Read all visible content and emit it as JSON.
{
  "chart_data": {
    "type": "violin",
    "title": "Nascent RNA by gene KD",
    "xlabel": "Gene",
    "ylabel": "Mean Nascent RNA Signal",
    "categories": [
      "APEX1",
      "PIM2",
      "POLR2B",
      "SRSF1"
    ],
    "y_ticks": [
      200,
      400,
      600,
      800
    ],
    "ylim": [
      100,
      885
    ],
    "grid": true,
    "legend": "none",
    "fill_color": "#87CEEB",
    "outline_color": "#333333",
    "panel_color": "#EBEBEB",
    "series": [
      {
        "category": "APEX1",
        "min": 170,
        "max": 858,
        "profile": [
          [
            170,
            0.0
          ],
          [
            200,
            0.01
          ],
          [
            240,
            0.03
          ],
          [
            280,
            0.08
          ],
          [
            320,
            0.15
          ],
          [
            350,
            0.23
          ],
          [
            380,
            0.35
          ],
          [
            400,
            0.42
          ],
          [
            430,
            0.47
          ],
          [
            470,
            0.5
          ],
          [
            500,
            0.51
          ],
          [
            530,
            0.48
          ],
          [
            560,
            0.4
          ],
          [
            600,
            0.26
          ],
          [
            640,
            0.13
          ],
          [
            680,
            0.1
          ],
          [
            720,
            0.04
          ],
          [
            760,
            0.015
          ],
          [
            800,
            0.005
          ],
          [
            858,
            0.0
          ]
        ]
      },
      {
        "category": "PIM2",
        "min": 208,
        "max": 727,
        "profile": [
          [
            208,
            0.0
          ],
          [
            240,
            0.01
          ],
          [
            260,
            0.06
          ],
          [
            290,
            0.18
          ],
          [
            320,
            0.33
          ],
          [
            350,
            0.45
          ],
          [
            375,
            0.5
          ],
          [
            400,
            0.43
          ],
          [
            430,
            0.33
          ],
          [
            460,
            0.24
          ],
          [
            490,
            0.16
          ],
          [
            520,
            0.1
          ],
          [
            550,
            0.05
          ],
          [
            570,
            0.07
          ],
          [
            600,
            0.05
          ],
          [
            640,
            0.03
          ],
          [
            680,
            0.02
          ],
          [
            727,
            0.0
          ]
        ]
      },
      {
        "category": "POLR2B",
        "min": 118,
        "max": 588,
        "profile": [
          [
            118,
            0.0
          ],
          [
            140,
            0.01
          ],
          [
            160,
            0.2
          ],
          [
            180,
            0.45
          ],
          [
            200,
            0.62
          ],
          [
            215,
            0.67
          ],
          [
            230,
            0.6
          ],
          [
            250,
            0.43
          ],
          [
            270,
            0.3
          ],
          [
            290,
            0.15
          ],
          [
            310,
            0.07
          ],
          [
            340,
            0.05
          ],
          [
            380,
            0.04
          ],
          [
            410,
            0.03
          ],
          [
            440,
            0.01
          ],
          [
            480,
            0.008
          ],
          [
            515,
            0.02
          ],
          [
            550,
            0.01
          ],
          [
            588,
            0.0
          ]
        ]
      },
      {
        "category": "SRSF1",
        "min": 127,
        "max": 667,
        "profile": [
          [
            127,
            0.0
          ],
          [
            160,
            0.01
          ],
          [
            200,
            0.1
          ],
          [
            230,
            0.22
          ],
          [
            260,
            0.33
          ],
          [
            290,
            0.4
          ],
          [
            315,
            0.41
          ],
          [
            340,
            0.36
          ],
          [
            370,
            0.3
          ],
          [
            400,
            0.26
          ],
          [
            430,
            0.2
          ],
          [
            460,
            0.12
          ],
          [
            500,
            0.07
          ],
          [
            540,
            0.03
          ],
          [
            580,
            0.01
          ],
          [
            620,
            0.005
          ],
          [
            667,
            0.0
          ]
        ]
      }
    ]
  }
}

+===+

Work to be completed:
Return the listing above in its exact form.

Task answer:
Read all visible content and emit it as JSON.
{
  "chart_data": {
    "type": "violin",
    "title": "Nascent RNA by gene KD",
    "xlabel": "Gene",
    "ylabel": "Mean Nascent RNA Signal",
    "categories": [
      "APEX1",
      "PIM2",
      "POLR2B",
      "SRSF1"
    ],
    "y_ticks": [
      200,
      400,
      600,
      800
    ],
    "ylim": [
      100,
      885
    ],
    "grid": true,
    "legend": "none",
    "fill_color": "#87CEEB",
    "outline_color": "#333333",
    "panel_color": "#EBEBEB",
    "series": [
      {
        "category": "APEX1",
        "min": 170,
        "max": 858,
        "profile": [
          [
            170,
            0.0
          ],
          [
            200,
            0.01
          ],
          [
            240,
            0.03
          ],
          [
            280,
            0.08
          ],
          [
            320,
            0.15
          ],
          [
            350,
            0.23
          ],
          [
            380,
            0.35
          ],
          [
            400,
            0.42
          ],
          [
            430,
            0.47
          ],
          [
            470,
            0.5
          ],
          [
            500,
            0.51
          ],
          [
            530,
            0.48
          ],
          [
            560,
            0.4
          ],
          [
            600,
            0.26
          ],
          [
            640,
            0.13
          ],
          [
            680,
            0.1
          ],
          [
            720,
            0.04
          ],
          [
            760,
            0.015
          ],
          [
            800,
            0.005
          ],
          [
            858,
            0.0
          ]
        ]
      },
      {
        "category": "PIM2",
        "min": 208,
        "max": 727,
        "profile": [
          [
            208,
            0.0
          ],
          [
            240,
            0.01
          ],
          [
            260,
            0.06
          ],
          [
            290,
            0.18
          ],
          [
            320,
            0.33
          ],
          [
            350,
            0.45
          ],
          [
            375,
            0.5
          ],
          [
            400,
            0.43
          ],
          [
            430,
            0.33
          ],
          [
            460,
            0.24
          ],
          [
            490,
            0.16
          ],
          [
            520,
            0.1
          ],
          [
            550,
            0.05
          ],
          [
            570,
            0.07
          ],
          [
            600,
            0.05
          ],
          [
            640,
            0.03
          ],
          [
            680,
            0.02
          ],
          [
            727,
            0.0
          ]
        ]
      },
      {
        "category": "POLR2B",
        "min": 118,
        "max": 588,
        "profile": [
          [
            118,
            0.0
          ],
          [
            140,
            0.01
          ],
          [
            160,
            0.2
          ],
          [
            180,
            0.45
          ],
          [
            200,
            0.62
          ],
          [
            215,
            0.67
          ],
          [
            230,
            0.6
          ],
          [
            250,
            0.43
          ],
          [
            270,
            0.3
          ],
          [
            290,
            0.15
          ],
          [
            310,
            0.07
          ],
          [
            340,
            0.05
          ],
          [
            380,
            0.04
          ],
          [
            410,
            0.03
          ],
          [
            440,
            0.01
          ],
          [
            480,
            0.008
          ],
          [
            515,
            0.02
          ],
          [
            550,
            0.01
          ],
          [
            588,
            0.0
          ]
        ]
      },
      {
        "category": "SRSF1",
        "min": 127,
        "max": 667,
        "profile": [
          [
            127,
            0.0
          ],
          [
            160,
            0.01
          ],
          [
            200,
            0.1
          ],
          [
            230,
            0.22
          ],
          [
            260,
            0.33
          ],
          [
            290,
            0.4
          ],
          [
            315,
            0.41
          ],
          [
            340,
            0.36
          ],
          [
            370,
            0.3
          ],
          [
            400,
            0.26
          ],
          [
            430,
            0.2
          ],
          [
            460,
            0.12
          ],
          [
            500,
            0.07
          ],
          [
            540,
            0.03
          ],
          [
            580,
            0.01
          ],
          [
            620,
            0.005
          ],
          [
            667,
            0.0
          ]
        ]
      }
    ]
  }
}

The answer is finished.